Omit every image, and transcribe the remaining entries exactly as given.

--- START GIVEN RECORDS ---

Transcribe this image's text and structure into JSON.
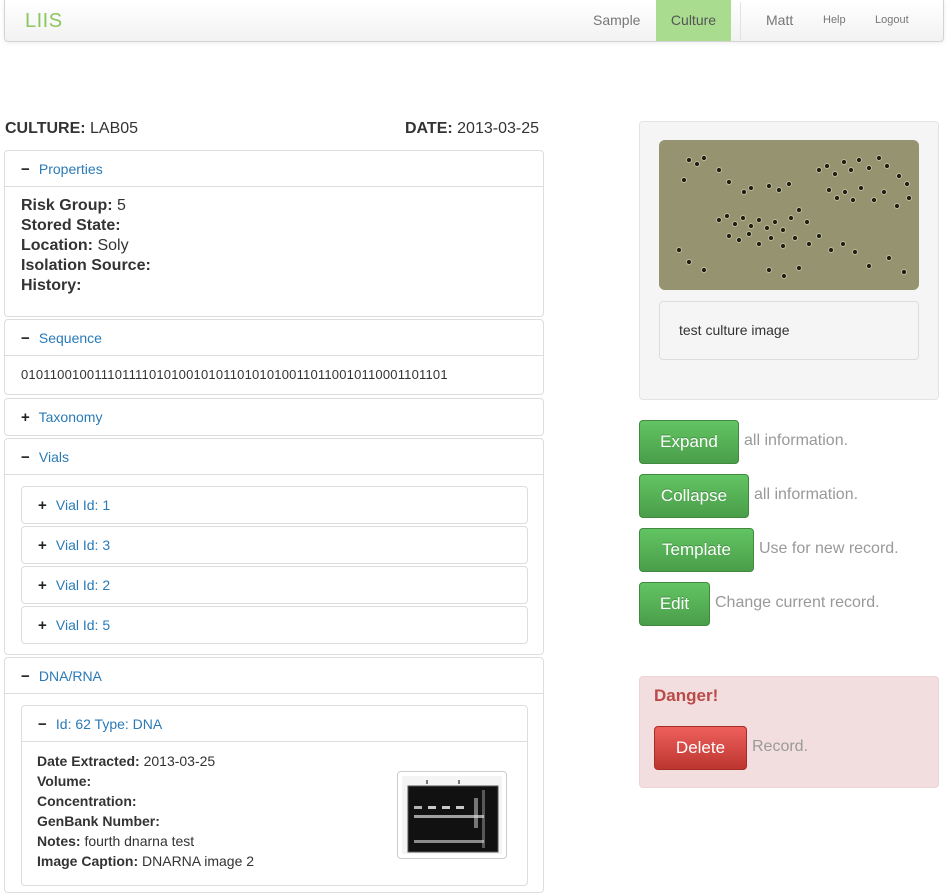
{
  "navbar": {
    "brand": "LIIS",
    "items": [
      {
        "label": "Sample"
      },
      {
        "label": "Culture"
      },
      {
        "label": "Matt"
      },
      {
        "label": "Help"
      },
      {
        "label": "Logout"
      }
    ]
  },
  "record": {
    "culture_label": "CULTURE:",
    "culture_value": "LAB05",
    "date_label": "DATE:",
    "date_value": "2013-03-25"
  },
  "properties": {
    "title": "Properties",
    "fields": [
      {
        "label": "Risk Group:",
        "value": "5"
      },
      {
        "label": "Stored State:",
        "value": ""
      },
      {
        "label": "Location:",
        "value": "Soly"
      },
      {
        "label": "Isolation Source:",
        "value": ""
      },
      {
        "label": "History:",
        "value": ""
      }
    ]
  },
  "sequence": {
    "title": "Sequence",
    "value": "0101100100111011110101001010110101010011011001011000110​1101"
  },
  "taxonomy": {
    "title": "Taxonomy"
  },
  "vials": {
    "title": "Vials",
    "items": [
      {
        "label": "Vial Id: 1"
      },
      {
        "label": "Vial Id: 3"
      },
      {
        "label": "Vial Id: 2"
      },
      {
        "label": "Vial Id: 5"
      }
    ]
  },
  "dnarna": {
    "title": "DNA/RNA",
    "entry": {
      "title": "Id: 62 Type: DNA",
      "fields": [
        {
          "label": "Date Extracted:",
          "value": "2013-03-25"
        },
        {
          "label": "Volume:",
          "value": ""
        },
        {
          "label": "Concentration:",
          "value": ""
        },
        {
          "label": "GenBank Number:",
          "value": ""
        },
        {
          "label": "Notes:",
          "value": "fourth dnarna test"
        },
        {
          "label": "Image Caption:",
          "value": "DNARNA image 2"
        }
      ]
    }
  },
  "image_panel": {
    "caption": "test culture image"
  },
  "actions": [
    {
      "label": "Expand",
      "note": "all information."
    },
    {
      "label": "Collapse",
      "note": "all information."
    },
    {
      "label": "Template",
      "note": "Use for new record."
    },
    {
      "label": "Edit",
      "note": "Change current record."
    }
  ],
  "danger": {
    "title": "Danger!",
    "button": "Delete",
    "note": "Record."
  },
  "icons": {
    "expanded": "minus-icon",
    "collapsed": "plus-icon"
  },
  "colors": {
    "brand": "#8cc660",
    "active_tab": "#a9dc8f",
    "link": "#2a7ab8",
    "success": "#5bb75b",
    "danger": "#da4f49"
  }
}
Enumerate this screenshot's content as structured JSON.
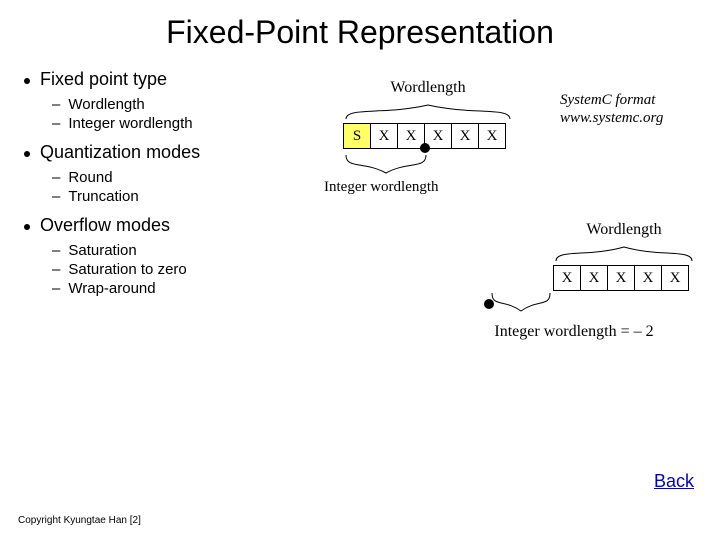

--- END GIVEN RECORDS ---

- RESPONSE BELOW:
Transcribe this image's text and structure into JSON.
{
  "navbar": {
    "brand": "LIIS",
    "items": [
      {
        "label": "Sample"
      },
      {
        "label": "Culture"
      },
      {
        "label": "Matt"
      },
      {
        "label": "Help"
      },
      {
        "label": "Logout"
      }
    ]
  },
  "record": {
    "culture_label": "CULTURE:",
    "culture_value": "LAB05",
    "date_label": "DATE:",
    "date_value": "2013-03-25"
  },
  "properties": {
    "title": "Properties",
    "fields": [
      {
        "label": "Risk Group:",
        "value": "5"
      },
      {
        "label": "Stored State:",
        "value": ""
      },
      {
        "label": "Location:",
        "value": "Soly"
      },
      {
        "label": "Isolation Source:",
        "value": ""
      },
      {
        "label": "History:",
        "value": ""
      }
    ]
  },
  "sequence": {
    "title": "Sequence",
    "value": "0101100100111011110101001010110101010011011001011000110​1101"
  },
  "taxonomy": {
    "title": "Taxonomy"
  },
  "vials": {
    "title": "Vials",
    "items": [
      {
        "label": "Vial Id: 1"
      },
      {
        "label": "Vial Id: 3"
      },
      {
        "label": "Vial Id: 2"
      },
      {
        "label": "Vial Id: 5"
      }
    ]
  },
  "dnarna": {
    "title": "DNA/RNA",
    "entry": {
      "title": "Id: 62 Type: DNA",
      "fields": [
        {
          "label": "Date Extracted:",
          "value": "2013-03-25"
        },
        {
          "label": "Volume:",
          "value": ""
        },
        {
          "label": "Concentration:",
          "value": ""
        },
        {
          "label": "GenBank Number:",
          "value": ""
        },
        {
          "label": "Notes:",
          "value": "fourth dnarna test"
        },
        {
          "label": "Image Caption:",
          "value": "DNARNA image 2"
        }
      ]
    }
  },
  "image_panel": {
    "caption": "test culture image"
  },
  "actions": [
    {
      "label": "Expand",
      "note": "all information."
    },
    {
      "label": "Collapse",
      "note": "all information."
    },
    {
      "label": "Template",
      "note": "Use for new record."
    },
    {
      "label": "Edit",
      "note": "Change current record."
    }
  ],
  "danger": {
    "title": "Danger!",
    "button": "Delete",
    "note": "Record."
  },
  "icons": {
    "expanded": "minus-icon",
    "collapsed": "plus-icon"
  },
  "colors": {
    "brand": "#8cc660",
    "active_tab": "#a9dc8f",
    "link": "#2a7ab8",
    "success": "#5bb75b",
    "danger": "#da4f49"
  }
}
Enumerate this screenshot's content as structured JSON.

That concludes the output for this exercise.